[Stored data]
^^^^

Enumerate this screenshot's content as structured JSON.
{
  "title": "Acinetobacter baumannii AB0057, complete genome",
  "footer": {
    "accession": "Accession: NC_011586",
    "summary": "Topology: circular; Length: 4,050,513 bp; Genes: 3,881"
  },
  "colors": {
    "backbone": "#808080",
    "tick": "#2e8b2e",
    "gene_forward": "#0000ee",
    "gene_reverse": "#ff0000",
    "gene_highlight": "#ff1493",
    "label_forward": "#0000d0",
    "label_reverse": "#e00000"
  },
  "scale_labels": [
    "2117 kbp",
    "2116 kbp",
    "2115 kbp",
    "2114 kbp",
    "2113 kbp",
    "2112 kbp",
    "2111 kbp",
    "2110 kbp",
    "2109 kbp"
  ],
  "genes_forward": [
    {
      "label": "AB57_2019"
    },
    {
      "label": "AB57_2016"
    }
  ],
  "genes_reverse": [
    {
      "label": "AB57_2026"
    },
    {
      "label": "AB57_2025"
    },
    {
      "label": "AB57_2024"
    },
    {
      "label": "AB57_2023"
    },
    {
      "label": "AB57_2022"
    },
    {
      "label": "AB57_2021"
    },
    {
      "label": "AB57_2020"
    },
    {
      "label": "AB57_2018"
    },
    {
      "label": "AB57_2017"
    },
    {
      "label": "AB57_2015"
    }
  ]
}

^^^^

Problem to work on
Could you reproduce every entry above exactly as written?

Result below
Enumerate this screenshot's content as structured JSON.
{
  "title": "Acinetobacter baumannii AB0057, complete genome",
  "footer": {
    "accession": "Accession: NC_011586",
    "summary": "Topology: circular; Length: 4,050,513 bp; Genes: 3,881"
  },
  "colors": {
    "backbone": "#808080",
    "tick": "#2e8b2e",
    "gene_forward": "#0000ee",
    "gene_reverse": "#ff0000",
    "gene_highlight": "#ff1493",
    "label_forward": "#0000d0",
    "label_reverse": "#e00000"
  },
  "scale_labels": [
    "2117 kbp",
    "2116 kbp",
    "2115 kbp",
    "2114 kbp",
    "2113 kbp",
    "2112 kbp",
    "2111 kbp",
    "2110 kbp",
    "2109 kbp"
  ],
  "genes_forward": [
    {
      "label": "AB57_2019"
    },
    {
      "label": "AB57_2016"
    }
  ],
  "genes_reverse": [
    {
      "label": "AB57_2026"
    },
    {
      "label": "AB57_2025"
    },
    {
      "label": "AB57_2024"
    },
    {
      "label": "AB57_2023"
    },
    {
      "label": "AB57_2022"
    },
    {
      "label": "AB57_2021"
    },
    {
      "label": "AB57_2020"
    },
    {
      "label": "AB57_2018"
    },
    {
      "label": "AB57_2017"
    },
    {
      "label": "AB57_2015"
    }
  ]
}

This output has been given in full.